**TASK GOAL:** Using the material below, copy every line where "name" appears.

**WORKING DATA:**
** BEGIN **
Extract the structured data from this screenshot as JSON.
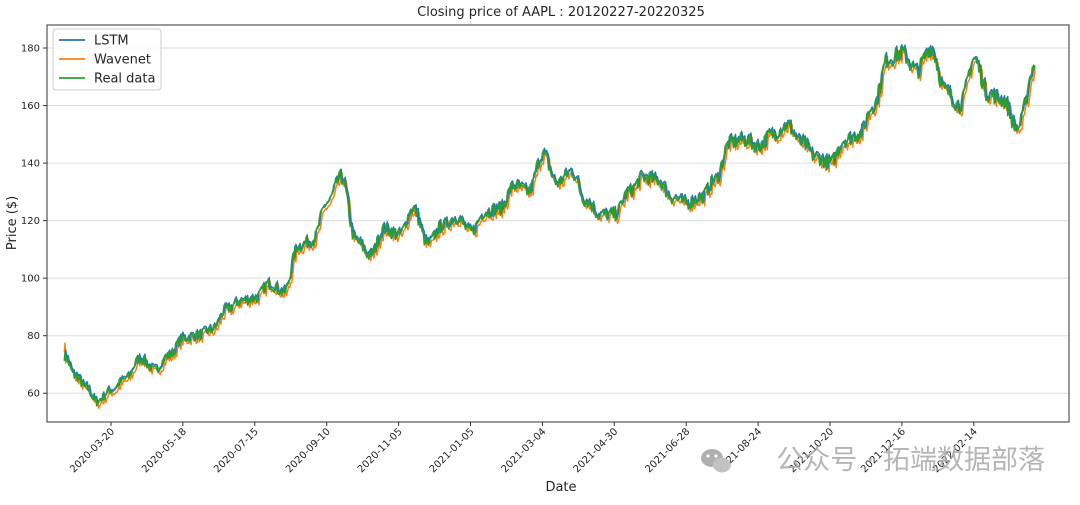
{
  "chart_data": {
    "type": "line",
    "title": "Closing price of AAPL : 20120227-20220325",
    "xlabel": "Date",
    "ylabel": "Price ($)",
    "x_tick_labels": [
      "2020-03-20",
      "2020-05-18",
      "2020-07-15",
      "2020-09-10",
      "2020-11-05",
      "2021-01-05",
      "2021-03-04",
      "2021-04-30",
      "2021-06-28",
      "2021-08-24",
      "2021-10-20",
      "2021-12-16",
      "2022-02-14"
    ],
    "y_ticks": [
      60,
      80,
      100,
      120,
      140,
      160,
      180
    ],
    "ylim": [
      50,
      188
    ],
    "grid": "horizontal",
    "legend_position": "top-left",
    "colors": {
      "LSTM": "#1f77b4",
      "Wavenet": "#ff7f0e",
      "Real data": "#2ca02c"
    },
    "x_days_tick_spacing": 57.5,
    "keypoints_x_index_in_ticks": [
      -0.65,
      -0.5,
      -0.35,
      -0.2,
      0,
      0.2,
      0.4,
      0.6,
      0.8,
      1.0,
      1.2,
      1.4,
      1.6,
      1.8,
      2.0,
      2.2,
      2.4,
      2.6,
      2.8,
      3.0,
      3.2,
      3.4,
      3.6,
      3.8,
      4.0,
      4.2,
      4.4,
      4.6,
      4.8,
      5.0,
      5.2,
      5.4,
      5.6,
      5.8,
      6.0,
      6.2,
      6.4,
      6.6,
      6.8,
      7.0,
      7.2,
      7.4,
      7.6,
      7.8,
      8.0,
      8.2,
      8.4,
      8.6,
      8.8,
      9.0,
      9.2,
      9.4,
      9.6,
      9.8,
      10.0,
      10.2,
      10.4,
      10.6,
      10.8,
      11.0,
      11.2,
      11.4,
      11.6,
      11.8,
      12.0,
      12.2,
      12.4,
      12.6,
      12.85
    ],
    "keypoints_price": [
      73,
      66,
      62,
      57,
      61,
      65,
      72,
      68,
      73,
      79,
      80,
      82,
      89,
      92,
      93,
      98,
      95,
      111,
      113,
      126,
      135,
      113,
      108,
      117,
      115,
      124,
      112,
      118,
      121,
      116,
      123,
      124,
      132,
      130,
      143,
      133,
      137,
      127,
      122,
      122,
      130,
      135,
      134,
      128,
      126,
      128,
      134,
      147,
      148,
      146,
      150,
      153,
      147,
      142,
      140,
      148,
      150,
      160,
      176,
      178,
      172,
      180,
      165,
      160,
      176,
      164,
      162,
      152,
      174
    ],
    "series": [
      {
        "name": "LSTM"
      },
      {
        "name": "Wavenet"
      },
      {
        "name": "Real data"
      }
    ],
    "watermark": "公众号 · 拓端数据部落"
  }
}
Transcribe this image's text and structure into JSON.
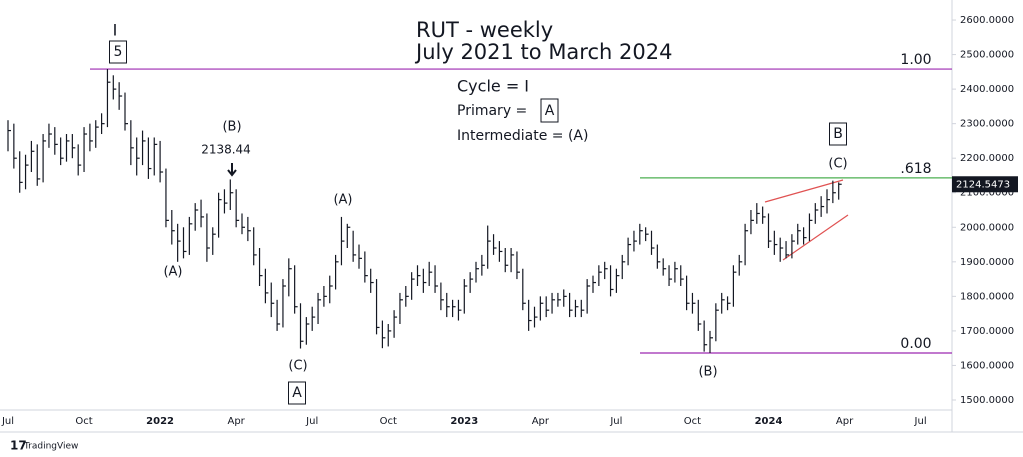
{
  "chart_data": {
    "type": "ohlc",
    "title": "RUT - weekly",
    "subtitle": "July 2021 to March 2024",
    "legend_lines": [
      "Cycle = I",
      "Primary =",
      "A",
      "Intermediate = (A)"
    ],
    "annotations": [
      "I",
      "5",
      "(B)",
      "(A)",
      "(C)",
      "A",
      "(A)",
      "(B)",
      "(C)",
      "B"
    ],
    "watermark": "TradingView",
    "color": "#131722",
    "grid": false,
    "categories": [
      "Jul",
      null,
      null,
      null,
      null,
      null,
      null,
      null,
      null,
      null,
      null,
      null,
      null,
      "Oct",
      null,
      null,
      null,
      null,
      null,
      null,
      null,
      null,
      null,
      null,
      null,
      null,
      "2022",
      null,
      null,
      null,
      null,
      null,
      null,
      null,
      null,
      null,
      null,
      null,
      null,
      "Apr",
      null,
      null,
      null,
      null,
      null,
      null,
      null,
      null,
      null,
      null,
      null,
      null,
      "Jul",
      null,
      null,
      null,
      null,
      null,
      null,
      null,
      null,
      null,
      null,
      null,
      null,
      "Oct",
      null,
      null,
      null,
      null,
      null,
      null,
      null,
      null,
      null,
      null,
      null,
      null,
      "2023",
      null,
      null,
      null,
      null,
      null,
      null,
      null,
      null,
      null,
      null,
      null,
      null,
      "Apr",
      null,
      null,
      null,
      null,
      null,
      null,
      null,
      null,
      null,
      null,
      null,
      null,
      "Jul",
      null,
      null,
      null,
      null,
      null,
      null,
      null,
      null,
      null,
      null,
      null,
      null,
      "Oct",
      null,
      null,
      null,
      null,
      null,
      null,
      null,
      null,
      null,
      null,
      null,
      null,
      "2024",
      null,
      null,
      null,
      null,
      null,
      null,
      null,
      null,
      null,
      null,
      null,
      null,
      "Apr",
      null,
      null,
      null,
      null,
      null,
      null,
      null,
      null,
      null,
      null,
      null,
      null,
      "Jul",
      null,
      null,
      null
    ],
    "high": [
      2310,
      2300,
      2220,
      2210,
      2250,
      2240,
      2270,
      2300,
      2290,
      2260,
      2270,
      2270,
      2240,
      2290,
      2300,
      2310,
      2330,
      2458,
      2440,
      2420,
      2390,
      2310,
      2260,
      2280,
      2260,
      2260,
      2250,
      2170,
      2050,
      2010,
      2000,
      2030,
      2070,
      2080,
      2040,
      2000,
      2100,
      2110,
      2138.44,
      2110,
      2040,
      2030,
      2000,
      1940,
      1880,
      1840,
      1790,
      1850,
      1910,
      1890,
      1780,
      1740,
      1770,
      1810,
      1830,
      1860,
      1920,
      2030,
      2010,
      1990,
      1950,
      1930,
      1880,
      1850,
      1730,
      1720,
      1760,
      1810,
      1830,
      1870,
      1890,
      1880,
      1900,
      1890,
      1840,
      1810,
      1790,
      1790,
      1850,
      1870,
      1900,
      1920,
      2005,
      1980,
      1960,
      1940,
      1940,
      1930,
      1880,
      1790,
      1770,
      1800,
      1800,
      1810,
      1810,
      1820,
      1810,
      1790,
      1790,
      1850,
      1860,
      1890,
      1900,
      1890,
      1880,
      1920,
      1970,
      1990,
      2010,
      2000,
      1990,
      1950,
      1910,
      1890,
      1900,
      1890,
      1860,
      1810,
      1790,
      1730,
      1700,
      1780,
      1810,
      1800,
      1890,
      1920,
      2010,
      2050,
      2070,
      2060,
      2040,
      1990,
      1970,
      1960,
      1980,
      2010,
      2000,
      2040,
      2070,
      2090,
      2110,
      2135,
      2130,
      null,
      null,
      null,
      null,
      null,
      null,
      null,
      null,
      null,
      null,
      null,
      null,
      null,
      null,
      null,
      null,
      null
    ],
    "low": [
      2220,
      2170,
      2100,
      2110,
      2160,
      2120,
      2130,
      2230,
      2210,
      2180,
      2190,
      2200,
      2150,
      2160,
      2220,
      2230,
      2270,
      2290,
      2370,
      2340,
      2280,
      2180,
      2150,
      2180,
      2140,
      2150,
      2130,
      2000,
      1950,
      1900,
      1910,
      1920,
      1990,
      2000,
      1900,
      1920,
      1970,
      2040,
      2050,
      2000,
      1980,
      1960,
      1890,
      1830,
      1780,
      1740,
      1700,
      1710,
      1800,
      1750,
      1649,
      1660,
      1700,
      1720,
      1770,
      1780,
      1820,
      1890,
      1940,
      1900,
      1880,
      1840,
      1810,
      1690,
      1650,
      1655,
      1680,
      1720,
      1770,
      1790,
      1830,
      1810,
      1830,
      1810,
      1760,
      1740,
      1740,
      1730,
      1750,
      1810,
      1840,
      1860,
      1880,
      1920,
      1900,
      1870,
      1870,
      1850,
      1760,
      1700,
      1710,
      1730,
      1740,
      1750,
      1770,
      1770,
      1740,
      1740,
      1740,
      1750,
      1810,
      1830,
      1850,
      1800,
      1810,
      1850,
      1890,
      1930,
      1950,
      1960,
      1920,
      1880,
      1860,
      1830,
      1840,
      1830,
      1760,
      1750,
      1700,
      1640,
      1636,
      1670,
      1750,
      1760,
      1770,
      1860,
      1890,
      1980,
      2010,
      2010,
      1940,
      1920,
      1900,
      1910,
      1910,
      1950,
      1950,
      1960,
      2010,
      2030,
      2040,
      2070,
      2080,
      null,
      null,
      null,
      null,
      null,
      null,
      null,
      null,
      null,
      null,
      null,
      null,
      null,
      null,
      null,
      null,
      null
    ],
    "close": [
      2280,
      2200,
      2130,
      2180,
      2220,
      2140,
      2250,
      2270,
      2240,
      2200,
      2250,
      2230,
      2180,
      2270,
      2250,
      2290,
      2300,
      2420,
      2400,
      2380,
      2300,
      2230,
      2200,
      2250,
      2170,
      2240,
      2160,
      2020,
      1990,
      1960,
      1930,
      2010,
      2050,
      2030,
      1940,
      1980,
      2080,
      2070,
      2100,
      2020,
      2000,
      1990,
      1920,
      1860,
      1810,
      1780,
      1720,
      1830,
      1880,
      1770,
      1670,
      1720,
      1740,
      1790,
      1800,
      1830,
      1900,
      1960,
      2000,
      1920,
      1910,
      1860,
      1840,
      1710,
      1680,
      1700,
      1740,
      1790,
      1800,
      1850,
      1860,
      1840,
      1870,
      1830,
      1790,
      1770,
      1770,
      1760,
      1830,
      1850,
      1880,
      1890,
      1960,
      1940,
      1930,
      1890,
      1920,
      1870,
      1780,
      1730,
      1740,
      1780,
      1760,
      1790,
      1790,
      1800,
      1760,
      1770,
      1760,
      1830,
      1840,
      1870,
      1880,
      1820,
      1860,
      1900,
      1950,
      1960,
      1990,
      1980,
      1940,
      1900,
      1880,
      1850,
      1880,
      1850,
      1780,
      1780,
      1720,
      1660,
      1680,
      1760,
      1790,
      1780,
      1870,
      1900,
      1990,
      2020,
      2040,
      2030,
      1960,
      1950,
      1940,
      1920,
      1960,
      1990,
      1970,
      2020,
      2050,
      2060,
      2080,
      2100,
      2124.5473,
      null,
      null,
      null,
      null,
      null,
      null,
      null,
      null,
      null,
      null,
      null,
      null,
      null,
      null,
      null,
      null,
      null
    ],
    "levels": [
      {
        "label": "1.00",
        "value": 2458,
        "color": "#9c27b0"
      },
      {
        "label": ".618",
        "value": 2143,
        "color": "#4caf50"
      },
      {
        "label": "0.00",
        "value": 1636,
        "color": "#9c27b0"
      }
    ],
    "ylim": [
      1471,
      2658
    ],
    "yticks": [
      {
        "value": 1500,
        "label": "1500.0000"
      },
      {
        "value": 1600,
        "label": "1600.0000"
      },
      {
        "value": 1700,
        "label": "1700.0000"
      },
      {
        "value": 1800,
        "label": "1800.0000"
      },
      {
        "value": 1900,
        "label": "1900.0000"
      },
      {
        "value": 2000,
        "label": "2000.0000"
      },
      {
        "value": 2100,
        "label": "2100.0000"
      },
      {
        "value": 2200,
        "label": "2200.0000"
      },
      {
        "value": 2300,
        "label": "2300.0000"
      },
      {
        "value": 2400,
        "label": "2400.0000"
      },
      {
        "value": 2500,
        "label": "2500.0000"
      },
      {
        "value": 2600,
        "label": "2600.0000"
      }
    ]
  }
}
** END **
**FULL ANSWER:**
        "name": "LSTM"
        "name": "Wavenet"
        "name": "Real data"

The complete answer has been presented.